— begin GIVEN ENTRIES —

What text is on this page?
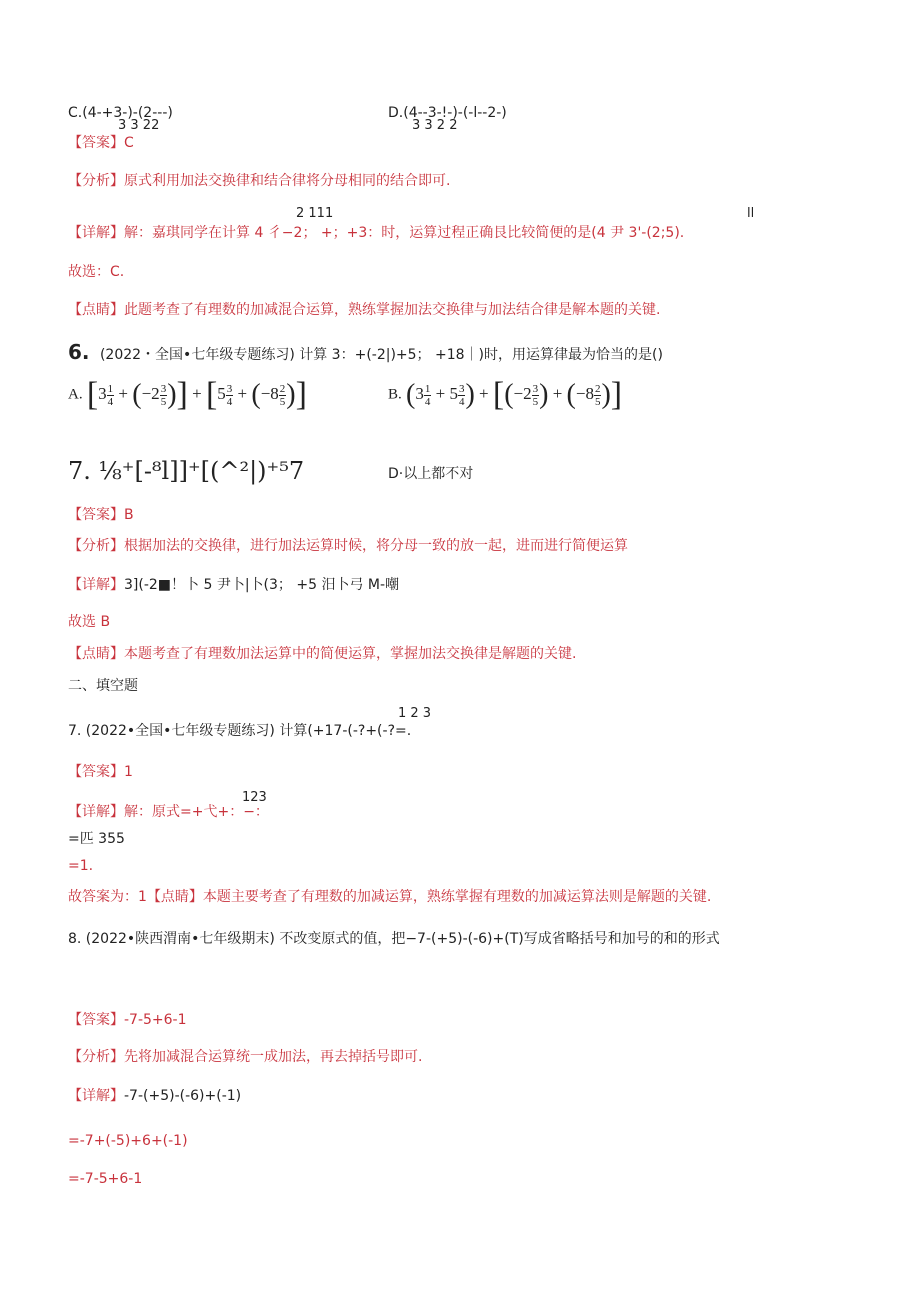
C.(4-+3-)-(2---)
3 3 22
D.(4--3-!-)-(-l--2-)
3 3 2 2
【答案】C
【分析】原式利用加法交换律和结合律将分母相同的结合即可.
2 111	ll
【详解】解：嘉琪同学在计算 4 彳−2； +；+3：时，运算过程正确艮比较简便的是(4 尹 3'-(2;5).
故选：C.
【点睛】此题考查了有理数的加减混合运算，熟练掌握加法交换律与加法结合律是解本题的关键.
6. (2022・全国•七年级专题练习) 计算 3：+(-2|)+5； +18｜)时，用运算律最为恰当的是()
A. [$3 \frac{1}{4} + (-2 \frac{3}{5}$ )] + [$5 \frac{3}{4} + (-8 \frac{2}{5}$ )]	B. ($3 \frac{1}{4} + 5 \frac{3}{4}$ ) + [($-2 \frac{3}{5}$ ) + ($-8 \frac{2}{5}$ )]
7. ⅛⁺[-⁸l]]⁺[(^²|)⁺⁵7	D·以上都不对
【答案】B
【分析】根据加法的交换律，进行加法运算时候，将分母一致的放一起，进而进行简便运算
【详解】3](-2■！卜 5 尹卜|卜(3； +5 汨卜弓 M-嘲
故选 B
【点睛】本题考查了有理数加法运算中的简便运算，掌握加法交换律是解题的关键.
二、填空题
1 2 3
7. (2022•全国•七年级专题练习) 计算(+17-(-?+(-?=.
【答案】1
123
【详解】解：原式=+弋+：−：
=匹 355
=1.
故答案为：1【点睛】本题主要考查了有理数的加减运算，熟练掌握有理数的加减运算法则是解题的关键.
8. (2022•陕西渭南•七年级期末) 不改变原式的值，把−7-(+5)-(-6)+(T)写成省略括号和加号的和的形式
【答案】-7-5+6-1
【分析】先将加减混合运算统一成加法，再去掉括号即可.
【详解】-7-(+5)-(-6)+(-1)
=-7+(-5)+6+(-1)
=-7-5+6-1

— end GIVEN ENTRIES —

Write out the entries again, exactly as given, skipping any images.

What text is on this page?
C.(4-+3-)-(2---)
3 3 22
D.(4--3-!-)-(-l--2-)
3 3 2 2
【答案】C
【分析】原式利用加法交换律和结合律将分母相同的结合即可.
2 111	ll
【详解】解：嘉琪同学在计算 4 彳−2； +；+3：时，运算过程正确艮比较简便的是(4 尹 3'-(2;5).
故选：C.
【点睛】此题考查了有理数的加减混合运算，熟练掌握加法交换律与加法结合律是解本题的关键.
6. (2022・全国•七年级专题练习) 计算 3：+(-2|)+5； +18｜)时，用运算律最为恰当的是()
A. [$3 \frac{1}{4} + (-2 \frac{3}{5}$ )] + [$5 \frac{3}{4} + (-8 \frac{2}{5}$ )]	B. ($3 \frac{1}{4} + 5 \frac{3}{4}$ ) + [($-2 \frac{3}{5}$ ) + ($-8 \frac{2}{5}$ )]
7. ⅛⁺[-⁸l]]⁺[(^²|)⁺⁵7	D·以上都不对
【答案】B
【分析】根据加法的交换律，进行加法运算时候，将分母一致的放一起，进而进行简便运算
【详解】3](-2■！卜 5 尹卜|卜(3； +5 汨卜弓 M-嘲
故选 B
【点睛】本题考查了有理数加法运算中的简便运算，掌握加法交换律是解题的关键.
二、填空题
1 2 3
7. (2022•全国•七年级专题练习) 计算(+17-(-?+(-?=.
【答案】1
123
【详解】解：原式=+弋+：−：
=匹 355
=1.
故答案为：1【点睛】本题主要考查了有理数的加减运算，熟练掌握有理数的加减运算法则是解题的关键.
8. (2022•陕西渭南•七年级期末) 不改变原式的值，把−7-(+5)-(-6)+(T)写成省略括号和加号的和的形式
【答案】-7-5+6-1
【分析】先将加减混合运算统一成加法，再去掉括号即可.
【详解】-7-(+5)-(-6)+(-1)
=-7+(-5)+6+(-1)
=-7-5+6-1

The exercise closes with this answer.